* Stated exercise *
Write out each line from the data below that includes the word "Республики".

Data records

# # #

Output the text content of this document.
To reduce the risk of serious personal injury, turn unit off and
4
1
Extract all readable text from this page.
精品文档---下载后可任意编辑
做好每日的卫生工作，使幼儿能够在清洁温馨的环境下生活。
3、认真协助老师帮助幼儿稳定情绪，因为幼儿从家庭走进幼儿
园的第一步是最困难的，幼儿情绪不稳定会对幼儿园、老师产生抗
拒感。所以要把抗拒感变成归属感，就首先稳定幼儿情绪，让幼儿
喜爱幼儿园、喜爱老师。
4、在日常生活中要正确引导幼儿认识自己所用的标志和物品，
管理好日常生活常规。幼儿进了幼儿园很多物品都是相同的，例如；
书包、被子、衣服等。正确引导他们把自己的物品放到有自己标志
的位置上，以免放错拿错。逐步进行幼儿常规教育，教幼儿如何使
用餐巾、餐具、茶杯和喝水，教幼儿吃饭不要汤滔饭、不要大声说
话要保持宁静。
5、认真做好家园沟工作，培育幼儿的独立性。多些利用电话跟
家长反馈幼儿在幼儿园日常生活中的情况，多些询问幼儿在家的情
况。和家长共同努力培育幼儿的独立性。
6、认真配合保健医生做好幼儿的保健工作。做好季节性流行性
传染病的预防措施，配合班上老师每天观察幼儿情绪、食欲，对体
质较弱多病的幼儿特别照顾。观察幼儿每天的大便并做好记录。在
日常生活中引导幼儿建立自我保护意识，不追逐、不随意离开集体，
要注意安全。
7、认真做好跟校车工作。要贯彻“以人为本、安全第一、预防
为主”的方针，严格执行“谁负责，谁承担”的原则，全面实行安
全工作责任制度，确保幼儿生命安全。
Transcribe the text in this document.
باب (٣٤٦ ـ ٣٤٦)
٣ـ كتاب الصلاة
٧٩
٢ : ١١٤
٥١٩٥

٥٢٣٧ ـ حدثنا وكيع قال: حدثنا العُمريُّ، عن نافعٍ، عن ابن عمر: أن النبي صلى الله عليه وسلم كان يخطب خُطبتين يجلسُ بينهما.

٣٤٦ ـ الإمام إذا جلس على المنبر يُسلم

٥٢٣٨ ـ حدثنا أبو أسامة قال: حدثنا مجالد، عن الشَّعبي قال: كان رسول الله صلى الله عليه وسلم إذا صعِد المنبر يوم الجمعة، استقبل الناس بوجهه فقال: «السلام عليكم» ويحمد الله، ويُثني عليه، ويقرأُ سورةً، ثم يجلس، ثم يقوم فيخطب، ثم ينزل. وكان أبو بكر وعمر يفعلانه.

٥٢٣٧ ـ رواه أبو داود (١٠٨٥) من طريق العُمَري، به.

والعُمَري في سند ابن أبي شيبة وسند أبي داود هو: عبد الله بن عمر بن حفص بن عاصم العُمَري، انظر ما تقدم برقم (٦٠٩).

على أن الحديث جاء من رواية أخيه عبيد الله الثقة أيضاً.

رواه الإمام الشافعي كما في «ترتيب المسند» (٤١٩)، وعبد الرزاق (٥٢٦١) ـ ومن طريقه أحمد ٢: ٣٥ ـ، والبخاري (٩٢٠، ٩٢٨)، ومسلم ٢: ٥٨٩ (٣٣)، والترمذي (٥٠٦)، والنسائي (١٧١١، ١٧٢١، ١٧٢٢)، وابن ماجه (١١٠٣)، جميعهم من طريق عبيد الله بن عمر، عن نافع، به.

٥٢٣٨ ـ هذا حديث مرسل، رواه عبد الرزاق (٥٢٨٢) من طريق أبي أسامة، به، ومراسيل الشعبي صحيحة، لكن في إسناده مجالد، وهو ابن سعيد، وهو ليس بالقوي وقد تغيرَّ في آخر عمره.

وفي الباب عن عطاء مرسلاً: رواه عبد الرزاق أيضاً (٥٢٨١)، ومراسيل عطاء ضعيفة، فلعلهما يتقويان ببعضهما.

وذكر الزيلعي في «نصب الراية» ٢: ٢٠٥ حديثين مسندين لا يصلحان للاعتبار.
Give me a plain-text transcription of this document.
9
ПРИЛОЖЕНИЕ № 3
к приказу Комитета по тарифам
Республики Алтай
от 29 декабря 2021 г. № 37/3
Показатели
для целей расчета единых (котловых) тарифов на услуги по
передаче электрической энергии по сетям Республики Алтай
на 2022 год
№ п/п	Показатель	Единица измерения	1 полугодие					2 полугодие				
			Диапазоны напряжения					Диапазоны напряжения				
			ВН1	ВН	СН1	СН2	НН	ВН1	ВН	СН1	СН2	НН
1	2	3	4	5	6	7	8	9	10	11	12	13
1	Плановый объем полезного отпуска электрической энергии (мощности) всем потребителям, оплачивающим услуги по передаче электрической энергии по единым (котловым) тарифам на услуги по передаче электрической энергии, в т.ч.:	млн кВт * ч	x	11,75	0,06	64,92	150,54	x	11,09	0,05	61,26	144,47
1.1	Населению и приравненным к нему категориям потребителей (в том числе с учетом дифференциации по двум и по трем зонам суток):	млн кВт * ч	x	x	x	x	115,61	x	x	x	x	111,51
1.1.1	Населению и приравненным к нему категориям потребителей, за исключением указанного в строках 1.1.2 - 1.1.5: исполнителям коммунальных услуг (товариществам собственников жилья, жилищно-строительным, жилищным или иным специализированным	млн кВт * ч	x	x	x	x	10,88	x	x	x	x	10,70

# # #

* Result below *
Республики Алтай
передаче электрической энергии по сетям Республики Алтай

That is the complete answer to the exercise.